(What to work on)
List all lines of the data that include the string "neurons".
═════ Input material ═════
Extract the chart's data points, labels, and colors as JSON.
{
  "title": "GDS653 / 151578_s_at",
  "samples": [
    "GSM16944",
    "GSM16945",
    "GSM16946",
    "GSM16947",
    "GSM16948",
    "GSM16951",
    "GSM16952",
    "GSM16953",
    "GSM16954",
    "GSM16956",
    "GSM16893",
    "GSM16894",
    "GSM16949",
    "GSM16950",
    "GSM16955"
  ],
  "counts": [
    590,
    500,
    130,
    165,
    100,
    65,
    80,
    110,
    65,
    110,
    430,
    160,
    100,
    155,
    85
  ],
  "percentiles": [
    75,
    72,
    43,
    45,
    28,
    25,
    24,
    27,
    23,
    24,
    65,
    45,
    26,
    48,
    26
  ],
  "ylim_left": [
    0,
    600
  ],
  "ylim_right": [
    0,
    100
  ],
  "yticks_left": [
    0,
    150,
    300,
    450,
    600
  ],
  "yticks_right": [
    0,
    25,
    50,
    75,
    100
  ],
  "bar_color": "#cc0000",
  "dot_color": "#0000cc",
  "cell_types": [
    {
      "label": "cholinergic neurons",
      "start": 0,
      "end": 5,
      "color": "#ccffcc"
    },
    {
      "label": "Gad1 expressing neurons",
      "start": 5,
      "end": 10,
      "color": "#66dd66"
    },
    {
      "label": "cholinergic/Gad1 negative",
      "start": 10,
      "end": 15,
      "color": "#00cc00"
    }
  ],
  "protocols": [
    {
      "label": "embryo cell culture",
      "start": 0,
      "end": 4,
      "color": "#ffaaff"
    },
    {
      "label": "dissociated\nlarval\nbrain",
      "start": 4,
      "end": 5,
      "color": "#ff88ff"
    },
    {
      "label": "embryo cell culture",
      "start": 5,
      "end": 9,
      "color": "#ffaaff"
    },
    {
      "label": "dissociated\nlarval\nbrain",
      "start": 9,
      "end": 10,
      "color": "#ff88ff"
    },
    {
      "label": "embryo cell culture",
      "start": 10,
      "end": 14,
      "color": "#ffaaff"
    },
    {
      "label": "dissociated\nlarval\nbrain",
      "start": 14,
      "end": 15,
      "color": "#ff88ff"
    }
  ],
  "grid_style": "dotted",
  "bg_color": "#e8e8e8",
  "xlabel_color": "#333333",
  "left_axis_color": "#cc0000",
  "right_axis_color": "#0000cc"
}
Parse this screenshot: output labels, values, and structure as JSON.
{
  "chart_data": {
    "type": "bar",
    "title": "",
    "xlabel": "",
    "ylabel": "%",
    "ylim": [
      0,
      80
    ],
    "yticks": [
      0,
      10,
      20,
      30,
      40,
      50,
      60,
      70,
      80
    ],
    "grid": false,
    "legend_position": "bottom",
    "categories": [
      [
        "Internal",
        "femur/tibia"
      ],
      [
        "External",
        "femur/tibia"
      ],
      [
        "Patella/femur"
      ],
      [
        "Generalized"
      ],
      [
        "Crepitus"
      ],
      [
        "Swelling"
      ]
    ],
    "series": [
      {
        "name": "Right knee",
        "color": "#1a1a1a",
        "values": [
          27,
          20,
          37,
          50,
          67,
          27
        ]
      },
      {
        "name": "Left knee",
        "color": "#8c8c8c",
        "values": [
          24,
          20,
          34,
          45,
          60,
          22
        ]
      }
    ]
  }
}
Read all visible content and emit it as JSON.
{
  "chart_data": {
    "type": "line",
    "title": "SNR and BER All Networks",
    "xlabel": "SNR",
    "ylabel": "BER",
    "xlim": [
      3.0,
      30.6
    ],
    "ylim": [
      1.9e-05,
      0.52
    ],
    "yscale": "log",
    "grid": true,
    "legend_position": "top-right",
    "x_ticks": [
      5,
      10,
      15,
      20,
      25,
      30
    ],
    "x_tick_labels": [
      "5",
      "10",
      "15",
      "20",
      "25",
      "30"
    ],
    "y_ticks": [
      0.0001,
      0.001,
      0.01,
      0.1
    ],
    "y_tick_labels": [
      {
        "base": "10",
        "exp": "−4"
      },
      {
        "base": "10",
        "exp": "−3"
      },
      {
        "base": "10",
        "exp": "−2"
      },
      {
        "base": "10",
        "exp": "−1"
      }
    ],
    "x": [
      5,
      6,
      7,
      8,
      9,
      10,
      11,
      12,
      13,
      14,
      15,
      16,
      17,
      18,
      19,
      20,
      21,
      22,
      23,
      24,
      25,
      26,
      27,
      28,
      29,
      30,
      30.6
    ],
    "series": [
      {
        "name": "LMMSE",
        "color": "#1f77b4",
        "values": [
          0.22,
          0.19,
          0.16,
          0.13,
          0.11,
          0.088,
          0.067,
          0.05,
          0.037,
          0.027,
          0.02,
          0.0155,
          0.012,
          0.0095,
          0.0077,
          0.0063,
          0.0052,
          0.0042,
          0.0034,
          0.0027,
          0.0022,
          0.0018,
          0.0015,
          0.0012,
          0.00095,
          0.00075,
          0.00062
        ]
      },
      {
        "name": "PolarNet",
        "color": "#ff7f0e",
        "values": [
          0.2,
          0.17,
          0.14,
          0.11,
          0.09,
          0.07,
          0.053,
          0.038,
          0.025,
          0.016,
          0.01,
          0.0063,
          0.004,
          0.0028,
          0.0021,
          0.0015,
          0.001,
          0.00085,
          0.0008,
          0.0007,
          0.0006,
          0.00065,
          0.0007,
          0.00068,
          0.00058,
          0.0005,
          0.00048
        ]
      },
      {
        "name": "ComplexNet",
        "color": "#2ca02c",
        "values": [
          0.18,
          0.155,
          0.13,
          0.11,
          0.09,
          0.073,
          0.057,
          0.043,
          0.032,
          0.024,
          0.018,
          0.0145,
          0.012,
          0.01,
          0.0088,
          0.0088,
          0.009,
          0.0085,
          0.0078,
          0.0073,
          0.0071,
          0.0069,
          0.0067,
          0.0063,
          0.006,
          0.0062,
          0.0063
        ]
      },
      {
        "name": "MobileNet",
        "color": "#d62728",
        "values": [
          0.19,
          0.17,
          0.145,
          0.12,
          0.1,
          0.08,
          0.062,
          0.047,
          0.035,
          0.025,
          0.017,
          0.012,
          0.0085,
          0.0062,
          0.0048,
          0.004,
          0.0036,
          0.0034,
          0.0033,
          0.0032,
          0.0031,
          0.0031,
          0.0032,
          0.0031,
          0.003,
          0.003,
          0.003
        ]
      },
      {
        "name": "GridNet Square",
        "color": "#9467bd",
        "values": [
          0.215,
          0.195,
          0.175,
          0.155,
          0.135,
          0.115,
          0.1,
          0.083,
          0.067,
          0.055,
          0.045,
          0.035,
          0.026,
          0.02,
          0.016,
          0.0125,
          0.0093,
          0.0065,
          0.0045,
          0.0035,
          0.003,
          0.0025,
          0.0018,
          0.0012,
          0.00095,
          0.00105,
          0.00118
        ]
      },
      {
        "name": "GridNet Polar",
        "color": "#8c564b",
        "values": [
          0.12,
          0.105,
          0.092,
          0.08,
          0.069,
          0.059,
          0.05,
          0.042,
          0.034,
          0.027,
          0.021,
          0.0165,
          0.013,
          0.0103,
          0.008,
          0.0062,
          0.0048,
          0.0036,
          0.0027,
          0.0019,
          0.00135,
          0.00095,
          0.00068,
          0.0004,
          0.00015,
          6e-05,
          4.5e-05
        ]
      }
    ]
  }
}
═════
═════ Input material ═════
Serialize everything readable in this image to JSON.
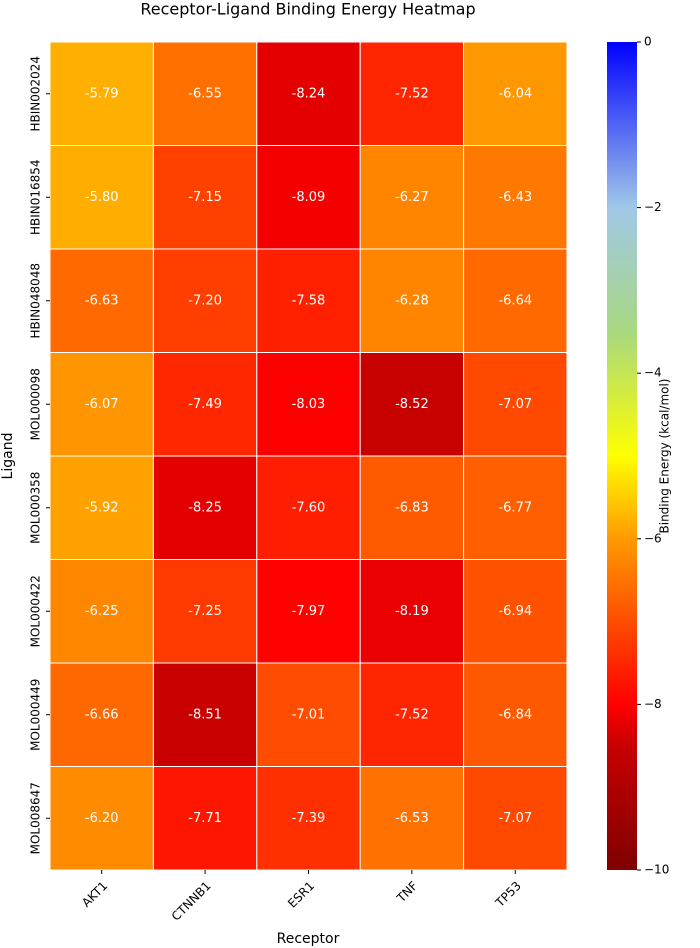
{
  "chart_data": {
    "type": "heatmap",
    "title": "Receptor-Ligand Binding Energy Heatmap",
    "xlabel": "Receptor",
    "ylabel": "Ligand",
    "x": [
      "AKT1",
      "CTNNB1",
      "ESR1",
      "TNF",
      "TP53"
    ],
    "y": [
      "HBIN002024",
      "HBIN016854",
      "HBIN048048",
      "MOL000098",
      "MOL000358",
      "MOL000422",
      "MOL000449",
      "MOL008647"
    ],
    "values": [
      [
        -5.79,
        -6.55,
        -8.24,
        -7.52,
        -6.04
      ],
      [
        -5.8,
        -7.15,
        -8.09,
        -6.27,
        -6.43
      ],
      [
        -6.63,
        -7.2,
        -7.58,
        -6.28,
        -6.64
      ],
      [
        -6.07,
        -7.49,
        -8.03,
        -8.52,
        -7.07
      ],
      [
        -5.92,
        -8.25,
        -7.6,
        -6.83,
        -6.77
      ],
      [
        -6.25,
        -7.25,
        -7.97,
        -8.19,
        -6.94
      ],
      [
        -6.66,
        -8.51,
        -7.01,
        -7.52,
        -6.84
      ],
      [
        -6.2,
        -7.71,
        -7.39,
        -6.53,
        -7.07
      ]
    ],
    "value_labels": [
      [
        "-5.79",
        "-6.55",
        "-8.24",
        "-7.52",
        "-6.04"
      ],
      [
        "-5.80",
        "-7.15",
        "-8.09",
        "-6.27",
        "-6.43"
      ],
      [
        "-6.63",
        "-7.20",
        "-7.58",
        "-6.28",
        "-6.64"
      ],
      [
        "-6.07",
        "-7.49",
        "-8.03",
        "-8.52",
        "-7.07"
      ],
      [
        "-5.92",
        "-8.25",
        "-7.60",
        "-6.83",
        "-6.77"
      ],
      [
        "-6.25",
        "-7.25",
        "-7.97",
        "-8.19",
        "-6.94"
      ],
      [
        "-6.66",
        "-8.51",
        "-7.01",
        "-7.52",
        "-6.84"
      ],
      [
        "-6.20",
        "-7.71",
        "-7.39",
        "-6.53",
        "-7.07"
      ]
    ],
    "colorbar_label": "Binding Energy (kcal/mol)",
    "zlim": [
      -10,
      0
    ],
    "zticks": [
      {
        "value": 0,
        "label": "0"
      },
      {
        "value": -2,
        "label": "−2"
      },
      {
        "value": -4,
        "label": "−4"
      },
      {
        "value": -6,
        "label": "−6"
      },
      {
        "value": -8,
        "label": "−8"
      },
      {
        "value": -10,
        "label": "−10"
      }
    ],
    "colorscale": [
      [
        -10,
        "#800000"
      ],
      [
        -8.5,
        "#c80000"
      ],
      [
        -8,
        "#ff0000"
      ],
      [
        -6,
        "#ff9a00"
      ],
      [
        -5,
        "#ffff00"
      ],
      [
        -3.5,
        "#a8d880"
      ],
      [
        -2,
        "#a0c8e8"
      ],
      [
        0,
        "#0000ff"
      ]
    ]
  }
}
═════
(Answer to this exercise)
      "label": "cholinergic neurons",
      "label": "Gad1 expressing neurons",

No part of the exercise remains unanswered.